§ **Required work**:
Leave out the pictures and transcribe the rest of the records exactly.
-------- Entries shown --------
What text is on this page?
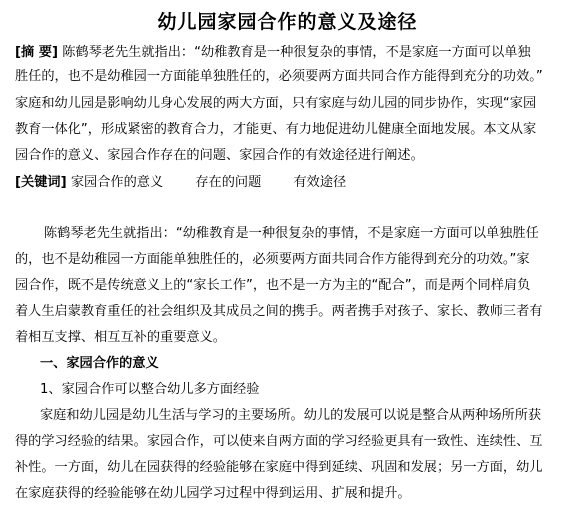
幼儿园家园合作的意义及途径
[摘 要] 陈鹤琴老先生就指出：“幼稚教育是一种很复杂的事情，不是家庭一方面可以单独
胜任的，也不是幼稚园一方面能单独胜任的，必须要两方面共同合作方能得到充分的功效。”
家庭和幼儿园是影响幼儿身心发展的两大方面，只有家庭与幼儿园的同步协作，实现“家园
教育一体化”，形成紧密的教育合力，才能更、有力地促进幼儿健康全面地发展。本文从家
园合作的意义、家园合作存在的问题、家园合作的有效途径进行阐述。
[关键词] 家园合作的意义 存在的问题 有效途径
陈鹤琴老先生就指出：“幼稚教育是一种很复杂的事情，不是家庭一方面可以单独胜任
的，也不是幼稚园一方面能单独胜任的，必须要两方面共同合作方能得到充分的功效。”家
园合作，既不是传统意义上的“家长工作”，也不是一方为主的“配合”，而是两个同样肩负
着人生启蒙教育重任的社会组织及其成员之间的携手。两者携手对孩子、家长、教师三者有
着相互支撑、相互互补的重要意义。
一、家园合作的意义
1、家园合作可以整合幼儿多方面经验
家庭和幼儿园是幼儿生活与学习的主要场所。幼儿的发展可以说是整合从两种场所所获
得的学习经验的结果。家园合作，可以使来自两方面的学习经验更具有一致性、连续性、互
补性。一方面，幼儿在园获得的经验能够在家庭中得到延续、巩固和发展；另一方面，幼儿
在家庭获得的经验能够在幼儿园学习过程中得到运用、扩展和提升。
--------
§ **Exercise response**:
What text is on this page?
幼儿园家园合作的意义及途径
[摘 要] 陈鹤琴老先生就指出：“幼稚教育是一种很复杂的事情，不是家庭一方面可以单独
胜任的，也不是幼稚园一方面能单独胜任的，必须要两方面共同合作方能得到充分的功效。”
家庭和幼儿园是影响幼儿身心发展的两大方面，只有家庭与幼儿园的同步协作，实现“家园
教育一体化”，形成紧密的教育合力，才能更、有力地促进幼儿健康全面地发展。本文从家
园合作的意义、家园合作存在的问题、家园合作的有效途径进行阐述。
[关键词] 家园合作的意义 存在的问题 有效途径
陈鹤琴老先生就指出：“幼稚教育是一种很复杂的事情，不是家庭一方面可以单独胜任
的，也不是幼稚园一方面能单独胜任的，必须要两方面共同合作方能得到充分的功效。”家
园合作，既不是传统意义上的“家长工作”，也不是一方为主的“配合”，而是两个同样肩负
着人生启蒙教育重任的社会组织及其成员之间的携手。两者携手对孩子、家长、教师三者有
着相互支撑、相互互补的重要意义。
一、家园合作的意义
1、家园合作可以整合幼儿多方面经验
家庭和幼儿园是幼儿生活与学习的主要场所。幼儿的发展可以说是整合从两种场所所获
得的学习经验的结果。家园合作，可以使来自两方面的学习经验更具有一致性、连续性、互
补性。一方面，幼儿在园获得的经验能够在家庭中得到延续、巩固和发展；另一方面，幼儿
在家庭获得的经验能够在幼儿园学习过程中得到运用、扩展和提升。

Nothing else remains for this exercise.